### PROBLEM REQUIREMENTS
What follows is a listing; give it again exactly, in its entirety.

### PROVIDED RECORDS
·····

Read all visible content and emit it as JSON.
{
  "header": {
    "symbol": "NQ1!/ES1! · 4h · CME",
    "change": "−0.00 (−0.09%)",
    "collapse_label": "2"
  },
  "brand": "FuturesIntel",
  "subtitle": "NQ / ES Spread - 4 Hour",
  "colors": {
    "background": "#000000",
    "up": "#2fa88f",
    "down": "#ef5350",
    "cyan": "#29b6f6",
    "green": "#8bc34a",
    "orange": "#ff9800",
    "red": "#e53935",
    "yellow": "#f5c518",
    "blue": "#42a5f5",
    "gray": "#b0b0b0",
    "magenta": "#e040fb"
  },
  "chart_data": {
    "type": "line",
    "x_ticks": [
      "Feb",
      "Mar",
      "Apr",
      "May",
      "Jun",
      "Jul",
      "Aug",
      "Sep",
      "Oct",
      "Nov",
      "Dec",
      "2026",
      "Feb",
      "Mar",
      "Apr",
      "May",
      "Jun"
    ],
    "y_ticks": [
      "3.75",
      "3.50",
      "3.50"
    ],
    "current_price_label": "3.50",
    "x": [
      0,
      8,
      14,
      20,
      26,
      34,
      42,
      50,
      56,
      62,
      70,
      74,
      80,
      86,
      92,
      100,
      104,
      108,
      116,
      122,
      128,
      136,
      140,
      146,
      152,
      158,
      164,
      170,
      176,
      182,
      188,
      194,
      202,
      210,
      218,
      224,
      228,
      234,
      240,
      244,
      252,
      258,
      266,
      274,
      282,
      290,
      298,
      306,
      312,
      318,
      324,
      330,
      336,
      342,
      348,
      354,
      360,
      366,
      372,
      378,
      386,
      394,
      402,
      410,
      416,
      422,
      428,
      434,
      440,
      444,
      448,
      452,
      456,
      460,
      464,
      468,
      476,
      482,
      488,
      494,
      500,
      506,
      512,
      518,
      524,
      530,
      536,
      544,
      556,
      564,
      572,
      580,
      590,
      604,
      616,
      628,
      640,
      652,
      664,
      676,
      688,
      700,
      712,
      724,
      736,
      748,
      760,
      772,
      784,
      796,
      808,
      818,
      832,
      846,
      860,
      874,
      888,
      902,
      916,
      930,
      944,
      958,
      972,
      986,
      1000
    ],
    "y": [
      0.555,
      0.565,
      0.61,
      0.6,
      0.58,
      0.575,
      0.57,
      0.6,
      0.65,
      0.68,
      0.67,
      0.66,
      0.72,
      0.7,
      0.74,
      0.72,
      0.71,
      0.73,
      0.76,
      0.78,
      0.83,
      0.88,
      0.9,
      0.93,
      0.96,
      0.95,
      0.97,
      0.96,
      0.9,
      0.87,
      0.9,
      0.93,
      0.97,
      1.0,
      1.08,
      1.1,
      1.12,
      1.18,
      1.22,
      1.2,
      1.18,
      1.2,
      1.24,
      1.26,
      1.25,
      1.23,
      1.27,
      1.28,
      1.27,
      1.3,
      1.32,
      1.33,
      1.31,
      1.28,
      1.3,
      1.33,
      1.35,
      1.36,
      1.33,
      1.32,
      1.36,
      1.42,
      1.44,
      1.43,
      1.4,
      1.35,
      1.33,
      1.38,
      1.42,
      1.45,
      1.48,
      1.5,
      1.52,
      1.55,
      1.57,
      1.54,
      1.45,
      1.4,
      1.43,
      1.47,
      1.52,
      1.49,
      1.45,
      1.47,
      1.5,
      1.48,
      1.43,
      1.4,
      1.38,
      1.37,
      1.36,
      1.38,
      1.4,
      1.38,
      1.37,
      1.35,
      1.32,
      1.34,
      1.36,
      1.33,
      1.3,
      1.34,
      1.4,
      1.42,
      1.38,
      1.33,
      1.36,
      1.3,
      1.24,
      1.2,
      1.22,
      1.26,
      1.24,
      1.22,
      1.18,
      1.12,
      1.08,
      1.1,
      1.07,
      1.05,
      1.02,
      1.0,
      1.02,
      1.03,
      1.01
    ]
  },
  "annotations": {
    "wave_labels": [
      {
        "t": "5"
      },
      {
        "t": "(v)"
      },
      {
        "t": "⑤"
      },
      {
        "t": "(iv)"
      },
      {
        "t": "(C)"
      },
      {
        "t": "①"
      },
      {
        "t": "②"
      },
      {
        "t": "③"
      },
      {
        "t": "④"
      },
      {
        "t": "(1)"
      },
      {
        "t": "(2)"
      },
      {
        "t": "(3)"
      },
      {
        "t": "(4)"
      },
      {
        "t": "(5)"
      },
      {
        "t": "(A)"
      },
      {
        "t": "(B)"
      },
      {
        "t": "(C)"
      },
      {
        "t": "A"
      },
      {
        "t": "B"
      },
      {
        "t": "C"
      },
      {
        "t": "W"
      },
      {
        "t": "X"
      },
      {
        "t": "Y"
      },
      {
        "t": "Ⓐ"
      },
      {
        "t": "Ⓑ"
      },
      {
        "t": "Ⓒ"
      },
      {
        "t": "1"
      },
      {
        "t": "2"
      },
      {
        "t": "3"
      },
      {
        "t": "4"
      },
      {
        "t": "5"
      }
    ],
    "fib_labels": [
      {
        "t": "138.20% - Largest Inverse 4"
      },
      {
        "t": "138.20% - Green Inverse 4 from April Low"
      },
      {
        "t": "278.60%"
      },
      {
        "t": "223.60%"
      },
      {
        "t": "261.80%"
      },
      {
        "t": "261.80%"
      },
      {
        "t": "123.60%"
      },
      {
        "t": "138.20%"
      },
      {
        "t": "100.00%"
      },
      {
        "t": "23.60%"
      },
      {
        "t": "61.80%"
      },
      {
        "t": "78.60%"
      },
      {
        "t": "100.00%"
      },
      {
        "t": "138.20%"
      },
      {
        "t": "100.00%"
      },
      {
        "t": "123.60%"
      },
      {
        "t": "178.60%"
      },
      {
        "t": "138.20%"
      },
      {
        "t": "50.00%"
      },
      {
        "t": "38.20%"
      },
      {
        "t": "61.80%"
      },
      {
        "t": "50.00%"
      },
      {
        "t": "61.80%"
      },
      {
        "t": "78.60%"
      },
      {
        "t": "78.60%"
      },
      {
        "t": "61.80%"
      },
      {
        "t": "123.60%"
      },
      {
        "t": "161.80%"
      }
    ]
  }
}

·····

### RESULT
Read all visible content and emit it as JSON.
{
  "header": {
    "symbol": "NQ1!/ES1! · 4h · CME",
    "change": "−0.00 (−0.09%)",
    "collapse_label": "2"
  },
  "brand": "FuturesIntel",
  "subtitle": "NQ / ES Spread - 4 Hour",
  "colors": {
    "background": "#000000",
    "up": "#2fa88f",
    "down": "#ef5350",
    "cyan": "#29b6f6",
    "green": "#8bc34a",
    "orange": "#ff9800",
    "red": "#e53935",
    "yellow": "#f5c518",
    "blue": "#42a5f5",
    "gray": "#b0b0b0",
    "magenta": "#e040fb"
  },
  "chart_data": {
    "type": "line",
    "x_ticks": [
      "Feb",
      "Mar",
      "Apr",
      "May",
      "Jun",
      "Jul",
      "Aug",
      "Sep",
      "Oct",
      "Nov",
      "Dec",
      "2026",
      "Feb",
      "Mar",
      "Apr",
      "May",
      "Jun"
    ],
    "y_ticks": [
      "3.75",
      "3.50",
      "3.50"
    ],
    "current_price_label": "3.50",
    "x": [
      0,
      8,
      14,
      20,
      26,
      34,
      42,
      50,
      56,
      62,
      70,
      74,
      80,
      86,
      92,
      100,
      104,
      108,
      116,
      122,
      128,
      136,
      140,
      146,
      152,
      158,
      164,
      170,
      176,
      182,
      188,
      194,
      202,
      210,
      218,
      224,
      228,
      234,
      240,
      244,
      252,
      258,
      266,
      274,
      282,
      290,
      298,
      306,
      312,
      318,
      324,
      330,
      336,
      342,
      348,
      354,
      360,
      366,
      372,
      378,
      386,
      394,
      402,
      410,
      416,
      422,
      428,
      434,
      440,
      444,
      448,
      452,
      456,
      460,
      464,
      468,
      476,
      482,
      488,
      494,
      500,
      506,
      512,
      518,
      524,
      530,
      536,
      544,
      556,
      564,
      572,
      580,
      590,
      604,
      616,
      628,
      640,
      652,
      664,
      676,
      688,
      700,
      712,
      724,
      736,
      748,
      760,
      772,
      784,
      796,
      808,
      818,
      832,
      846,
      860,
      874,
      888,
      902,
      916,
      930,
      944,
      958,
      972,
      986,
      1000
    ],
    "y": [
      0.555,
      0.565,
      0.61,
      0.6,
      0.58,
      0.575,
      0.57,
      0.6,
      0.65,
      0.68,
      0.67,
      0.66,
      0.72,
      0.7,
      0.74,
      0.72,
      0.71,
      0.73,
      0.76,
      0.78,
      0.83,
      0.88,
      0.9,
      0.93,
      0.96,
      0.95,
      0.97,
      0.96,
      0.9,
      0.87,
      0.9,
      0.93,
      0.97,
      1.0,
      1.08,
      1.1,
      1.12,
      1.18,
      1.22,
      1.2,
      1.18,
      1.2,
      1.24,
      1.26,
      1.25,
      1.23,
      1.27,
      1.28,
      1.27,
      1.3,
      1.32,
      1.33,
      1.31,
      1.28,
      1.3,
      1.33,
      1.35,
      1.36,
      1.33,
      1.32,
      1.36,
      1.42,
      1.44,
      1.43,
      1.4,
      1.35,
      1.33,
      1.38,
      1.42,
      1.45,
      1.48,
      1.5,
      1.52,
      1.55,
      1.57,
      1.54,
      1.45,
      1.4,
      1.43,
      1.47,
      1.52,
      1.49,
      1.45,
      1.47,
      1.5,
      1.48,
      1.43,
      1.4,
      1.38,
      1.37,
      1.36,
      1.38,
      1.4,
      1.38,
      1.37,
      1.35,
      1.32,
      1.34,
      1.36,
      1.33,
      1.3,
      1.34,
      1.4,
      1.42,
      1.38,
      1.33,
      1.36,
      1.3,
      1.24,
      1.2,
      1.22,
      1.26,
      1.24,
      1.22,
      1.18,
      1.12,
      1.08,
      1.1,
      1.07,
      1.05,
      1.02,
      1.0,
      1.02,
      1.03,
      1.01
    ]
  },
  "annotations": {
    "wave_labels": [
      {
        "t": "5"
      },
      {
        "t": "(v)"
      },
      {
        "t": "⑤"
      },
      {
        "t": "(iv)"
      },
      {
        "t": "(C)"
      },
      {
        "t": "①"
      },
      {
        "t": "②"
      },
      {
        "t": "③"
      },
      {
        "t": "④"
      },
      {
        "t": "(1)"
      },
      {
        "t": "(2)"
      },
      {
        "t": "(3)"
      },
      {
        "t": "(4)"
      },
      {
        "t": "(5)"
      },
      {
        "t": "(A)"
      },
      {
        "t": "(B)"
      },
      {
        "t": "(C)"
      },
      {
        "t": "A"
      },
      {
        "t": "B"
      },
      {
        "t": "C"
      },
      {
        "t": "W"
      },
      {
        "t": "X"
      },
      {
        "t": "Y"
      },
      {
        "t": "Ⓐ"
      },
      {
        "t": "Ⓑ"
      },
      {
        "t": "Ⓒ"
      },
      {
        "t": "1"
      },
      {
        "t": "2"
      },
      {
        "t": "3"
      },
      {
        "t": "4"
      },
      {
        "t": "5"
      }
    ],
    "fib_labels": [
      {
        "t": "138.20% - Largest Inverse 4"
      },
      {
        "t": "138.20% - Green Inverse 4 from April Low"
      },
      {
        "t": "278.60%"
      },
      {
        "t": "223.60%"
      },
      {
        "t": "261.80%"
      },
      {
        "t": "261.80%"
      },
      {
        "t": "123.60%"
      },
      {
        "t": "138.20%"
      },
      {
        "t": "100.00%"
      },
      {
        "t": "23.60%"
      },
      {
        "t": "61.80%"
      },
      {
        "t": "78.60%"
      },
      {
        "t": "100.00%"
      },
      {
        "t": "138.20%"
      },
      {
        "t": "100.00%"
      },
      {
        "t": "123.60%"
      },
      {
        "t": "178.60%"
      },
      {
        "t": "138.20%"
      },
      {
        "t": "50.00%"
      },
      {
        "t": "38.20%"
      },
      {
        "t": "61.80%"
      },
      {
        "t": "50.00%"
      },
      {
        "t": "61.80%"
      },
      {
        "t": "78.60%"
      },
      {
        "t": "78.60%"
      },
      {
        "t": "61.80%"
      },
      {
        "t": "123.60%"
      },
      {
        "t": "161.80%"
      }
    ]
  }
}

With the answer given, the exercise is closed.